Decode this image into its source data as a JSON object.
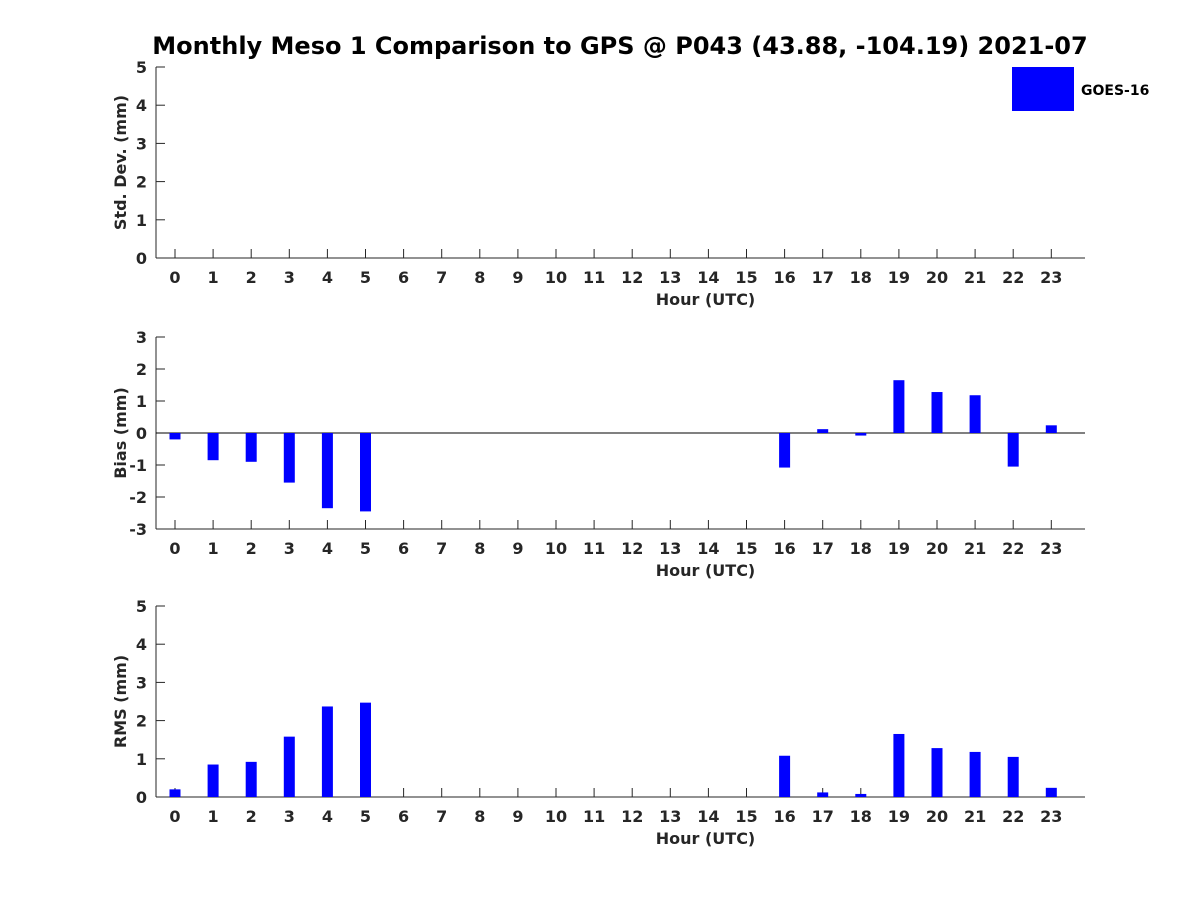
{
  "title": "Monthly Meso 1 Comparison to GPS @ P043 (43.88, -104.19) 2021-07",
  "legend": {
    "label": "GOES-16",
    "color": "#0000ff"
  },
  "chart_data": [
    {
      "type": "bar",
      "name": "std",
      "xlabel": "Hour (UTC)",
      "ylabel": "Std. Dev. (mm)",
      "ylim": [
        0,
        5
      ],
      "yticks": [
        0,
        1,
        2,
        3,
        4,
        5
      ],
      "categories": [
        "0",
        "1",
        "2",
        "3",
        "4",
        "5",
        "6",
        "7",
        "8",
        "9",
        "10",
        "11",
        "12",
        "13",
        "14",
        "15",
        "16",
        "17",
        "18",
        "19",
        "20",
        "21",
        "22",
        "23"
      ],
      "series": [
        {
          "name": "GOES-16",
          "color": "#0000ff",
          "values": [
            null,
            null,
            null,
            null,
            null,
            null,
            null,
            null,
            null,
            null,
            null,
            null,
            null,
            null,
            null,
            null,
            null,
            null,
            null,
            null,
            null,
            null,
            null,
            null
          ]
        }
      ]
    },
    {
      "type": "bar",
      "name": "bias",
      "xlabel": "Hour (UTC)",
      "ylabel": "Bias (mm)",
      "ylim": [
        -3,
        3
      ],
      "yticks": [
        -3,
        -2,
        -1,
        0,
        1,
        2,
        3
      ],
      "zero_line": true,
      "categories": [
        "0",
        "1",
        "2",
        "3",
        "4",
        "5",
        "6",
        "7",
        "8",
        "9",
        "10",
        "11",
        "12",
        "13",
        "14",
        "15",
        "16",
        "17",
        "18",
        "19",
        "20",
        "21",
        "22",
        "23"
      ],
      "series": [
        {
          "name": "GOES-16",
          "color": "#0000ff",
          "values": [
            -0.2,
            -0.85,
            -0.9,
            -1.55,
            -2.35,
            -2.45,
            null,
            null,
            null,
            null,
            null,
            null,
            null,
            null,
            null,
            null,
            -1.08,
            0.12,
            -0.08,
            1.65,
            1.28,
            1.18,
            -1.05,
            0.24
          ]
        }
      ]
    },
    {
      "type": "bar",
      "name": "rms",
      "xlabel": "Hour (UTC)",
      "ylabel": "RMS (mm)",
      "ylim": [
        0,
        5
      ],
      "yticks": [
        0,
        1,
        2,
        3,
        4,
        5
      ],
      "categories": [
        "0",
        "1",
        "2",
        "3",
        "4",
        "5",
        "6",
        "7",
        "8",
        "9",
        "10",
        "11",
        "12",
        "13",
        "14",
        "15",
        "16",
        "17",
        "18",
        "19",
        "20",
        "21",
        "22",
        "23"
      ],
      "series": [
        {
          "name": "GOES-16",
          "color": "#0000ff",
          "values": [
            0.2,
            0.85,
            0.92,
            1.58,
            2.37,
            2.47,
            null,
            null,
            null,
            null,
            null,
            null,
            null,
            null,
            null,
            null,
            1.08,
            0.12,
            0.08,
            1.65,
            1.28,
            1.18,
            1.05,
            0.24
          ]
        }
      ]
    }
  ]
}
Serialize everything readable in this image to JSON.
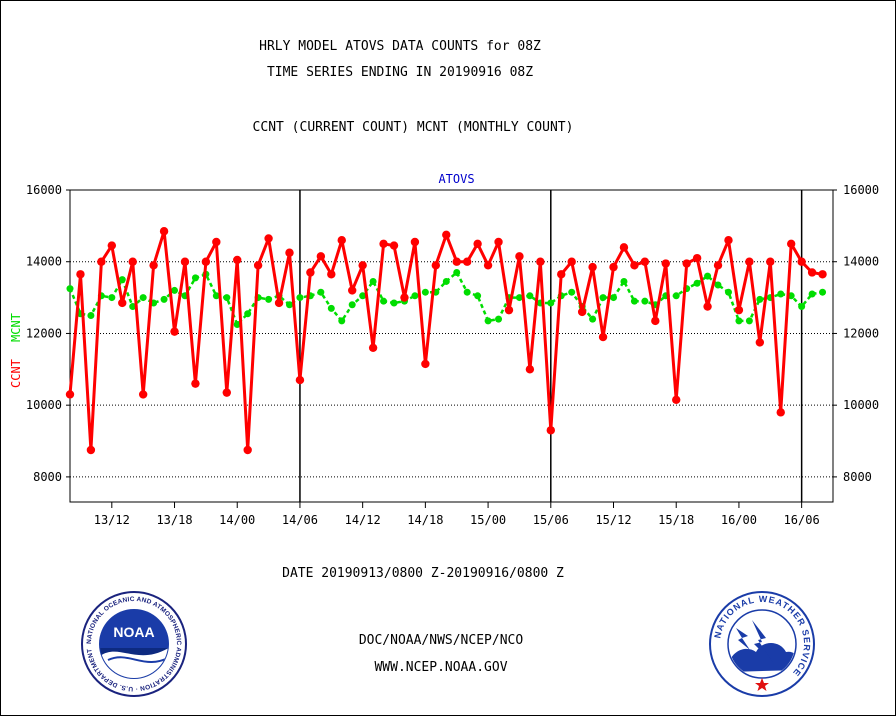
{
  "header": {
    "title_line1": "HRLY MODEL ATOVS DATA COUNTS for 08Z",
    "title_line2": "TIME SERIES ENDING IN 20190916 08Z",
    "subtitle": "CCNT (CURRENT COUNT) MCNT (MONTHLY COUNT)"
  },
  "footer": {
    "date_range": "DATE 20190913/0800 Z-20190916/0800 Z",
    "org_line": "DOC/NOAA/NWS/NCEP/NCO",
    "url_line": "WWW.NCEP.NOAA.GOV",
    "noaa_logo_text": "NOAA",
    "noaa_ring_text": "NATIONAL OCEANIC AND ATMOSPHERIC ADMINISTRATION · U.S. DEPARTMENT OF COMMERCE",
    "nws_ring_text": "NATIONAL WEATHER SERVICE"
  },
  "colors": {
    "ccnt": "#ff0000",
    "mcnt": "#00dd00",
    "title_blue": "#0000cc",
    "date_red": "#ff0000"
  },
  "chart_data": {
    "type": "line",
    "title": "ATOVS",
    "ylabel_left_ccnt": "CCNT",
    "ylabel_left_mcnt": "MCNT",
    "ylim": [
      7300,
      16000
    ],
    "yticks": [
      8000,
      10000,
      12000,
      14000,
      16000
    ],
    "ytick_labels": [
      "8000",
      "10000",
      "12000",
      "14000",
      "16000"
    ],
    "xlim": [
      0,
      73
    ],
    "xticks": [
      4,
      10,
      16,
      22,
      28,
      34,
      40,
      46,
      52,
      58,
      64,
      70
    ],
    "xtick_labels": [
      "13/12",
      "13/18",
      "14/00",
      "14/06",
      "14/12",
      "14/18",
      "15/00",
      "15/06",
      "15/12",
      "15/18",
      "16/00",
      "16/06"
    ],
    "day_dividers": [
      22,
      46,
      70
    ],
    "grid": true,
    "series": [
      {
        "name": "CCNT",
        "x": [
          0,
          1,
          2,
          3,
          4,
          5,
          6,
          7,
          8,
          9,
          10,
          11,
          12,
          13,
          14,
          15,
          16,
          17,
          18,
          19,
          20,
          21,
          22,
          23,
          24,
          25,
          26,
          27,
          28,
          29,
          30,
          31,
          32,
          33,
          34,
          35,
          36,
          37,
          38,
          39,
          40,
          41,
          42,
          43,
          44,
          45,
          46,
          47,
          48,
          49,
          50,
          51,
          52,
          53,
          54,
          55,
          56,
          57,
          58,
          59,
          60,
          61,
          62,
          63,
          64,
          65,
          66,
          67,
          68,
          69,
          70,
          71,
          72
        ],
        "values": [
          10300,
          13650,
          8750,
          14000,
          14450,
          12850,
          14000,
          10300,
          13900,
          14850,
          12050,
          14000,
          10600,
          14000,
          14550,
          10350,
          14050,
          8750,
          13900,
          14650,
          12850,
          14250,
          10700,
          13700,
          14150,
          13650,
          14600,
          13200,
          13900,
          11600,
          14500,
          14450,
          13000,
          14550,
          11150,
          13900,
          14750,
          14000,
          14000,
          14500,
          13900,
          14550,
          12650,
          14150,
          11000,
          14000,
          9300,
          13650,
          14000,
          12600,
          13850,
          11900,
          13850,
          14400,
          13900,
          14000,
          12350,
          13950,
          10150,
          13950,
          14100,
          12750,
          13900,
          14600,
          12650,
          14000,
          11750,
          14000,
          9800,
          14500,
          14000,
          13700,
          13650
        ]
      },
      {
        "name": "MCNT",
        "x": [
          0,
          1,
          2,
          3,
          4,
          5,
          6,
          7,
          8,
          9,
          10,
          11,
          12,
          13,
          14,
          15,
          16,
          17,
          18,
          19,
          20,
          21,
          22,
          23,
          24,
          25,
          26,
          27,
          28,
          29,
          30,
          31,
          32,
          33,
          34,
          35,
          36,
          37,
          38,
          39,
          40,
          41,
          42,
          43,
          44,
          45,
          46,
          47,
          48,
          49,
          50,
          51,
          52,
          53,
          54,
          55,
          56,
          57,
          58,
          59,
          60,
          61,
          62,
          63,
          64,
          65,
          66,
          67,
          68,
          69,
          70,
          71,
          72
        ],
        "values": [
          13250,
          12550,
          12500,
          13050,
          13000,
          13500,
          12750,
          13000,
          12850,
          12950,
          13200,
          13050,
          13550,
          13650,
          13050,
          13000,
          12250,
          12550,
          13000,
          12950,
          13050,
          12800,
          13000,
          13050,
          13150,
          12700,
          12350,
          12800,
          13050,
          13450,
          12900,
          12850,
          12900,
          13050,
          13150,
          13150,
          13450,
          13700,
          13150,
          13050,
          12350,
          12400,
          13000,
          13000,
          13050,
          12850,
          12850,
          13050,
          13150,
          12750,
          12400,
          13000,
          13000,
          13450,
          12900,
          12900,
          12800,
          13050,
          13050,
          13250,
          13400,
          13600,
          13350,
          13150,
          12350,
          12350,
          12950,
          13000,
          13100,
          13050,
          12750,
          13100,
          13150
        ]
      }
    ]
  }
}
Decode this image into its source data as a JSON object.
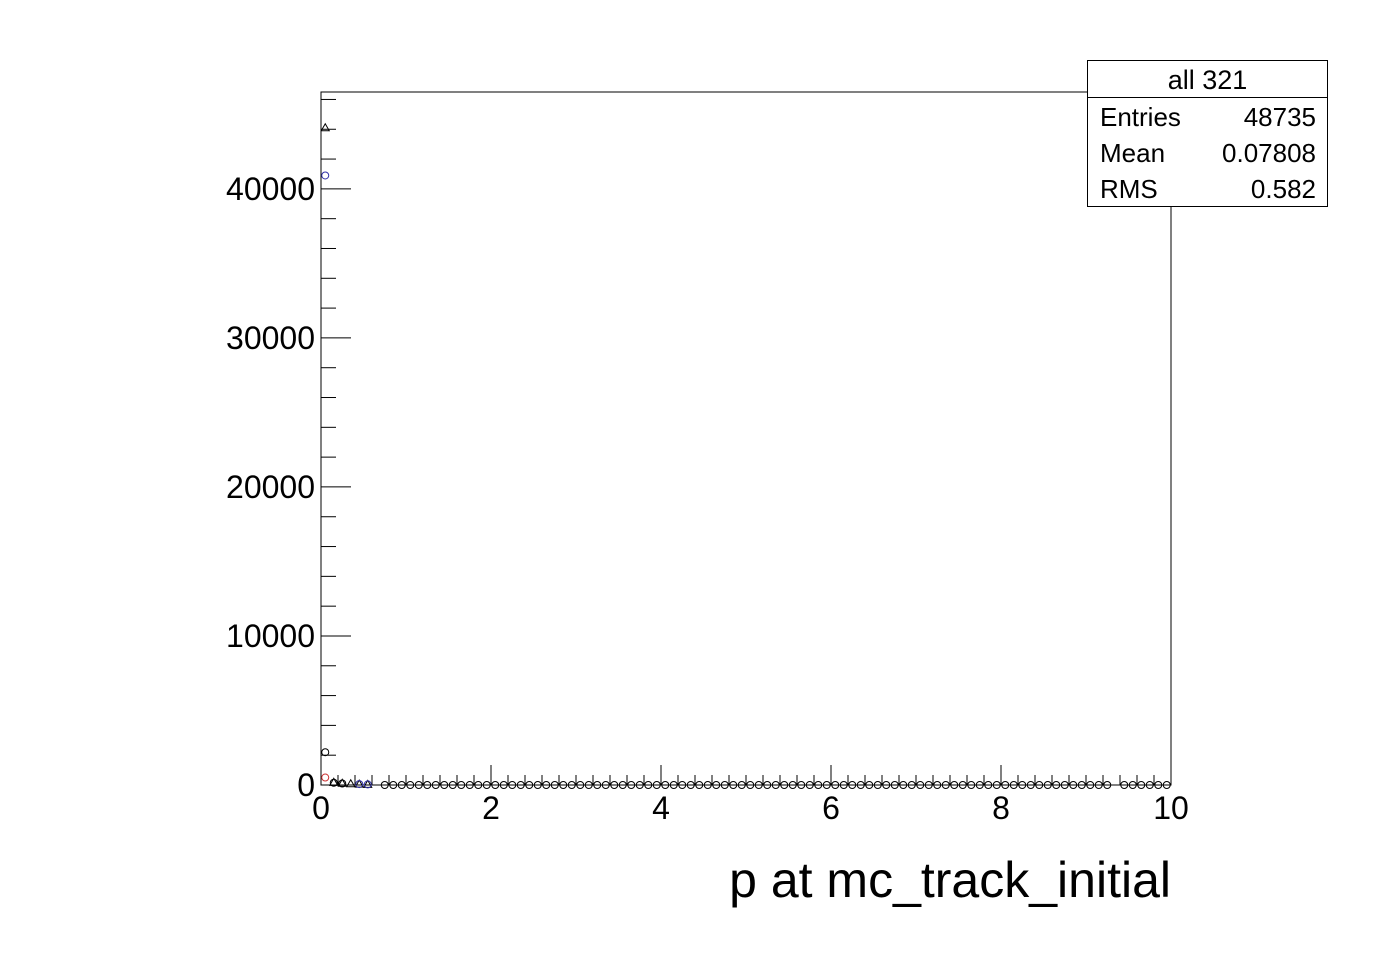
{
  "chart_data": {
    "type": "scatter",
    "title": "",
    "xlabel": "p at mc_track_initial",
    "ylabel": "",
    "xlim": [
      0,
      10
    ],
    "ylim": [
      0,
      46500
    ],
    "x_ticks": [
      "0",
      "2",
      "4",
      "6",
      "8",
      "10"
    ],
    "y_ticks": [
      "0",
      "10000",
      "20000",
      "30000",
      "40000"
    ],
    "x_tick_values": [
      0,
      2,
      4,
      6,
      8,
      10
    ],
    "y_tick_values": [
      0,
      10000,
      20000,
      30000,
      40000
    ],
    "series": [
      {
        "marker": "triangle",
        "color": "#000000",
        "x": [
          0.05,
          0.15,
          0.25,
          0.35,
          0.45,
          0.55
        ],
        "y": [
          44100,
          180,
          120,
          80,
          60,
          40
        ]
      },
      {
        "marker": "circle",
        "color": "#3333aa",
        "x": [
          0.05,
          0.45,
          0.55
        ],
        "y": [
          40900,
          60,
          40
        ]
      },
      {
        "marker": "circle",
        "color": "#cc3333",
        "x": [
          0.05
        ],
        "y": [
          500
        ]
      },
      {
        "marker": "circle",
        "color": "#000000",
        "x": [
          0.05,
          0.15,
          0.25
        ],
        "y": [
          2200,
          150,
          100
        ]
      }
    ],
    "baseline_markers": {
      "x_start": 0.75,
      "x_end": 9.95,
      "step": 0.1,
      "gap": [
        9.25,
        9.4
      ],
      "y": 0
    }
  },
  "stats": {
    "title": "all 321",
    "rows": [
      {
        "label": "Entries",
        "value": "48735"
      },
      {
        "label": "Mean",
        "value": "0.07808"
      },
      {
        "label": "RMS",
        "value": "0.582"
      }
    ]
  }
}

#### WHAT TO WORK ON
Scan the material above and determine how many lines include the word "NATIONAL"; report only the number.

#### ANSWER
2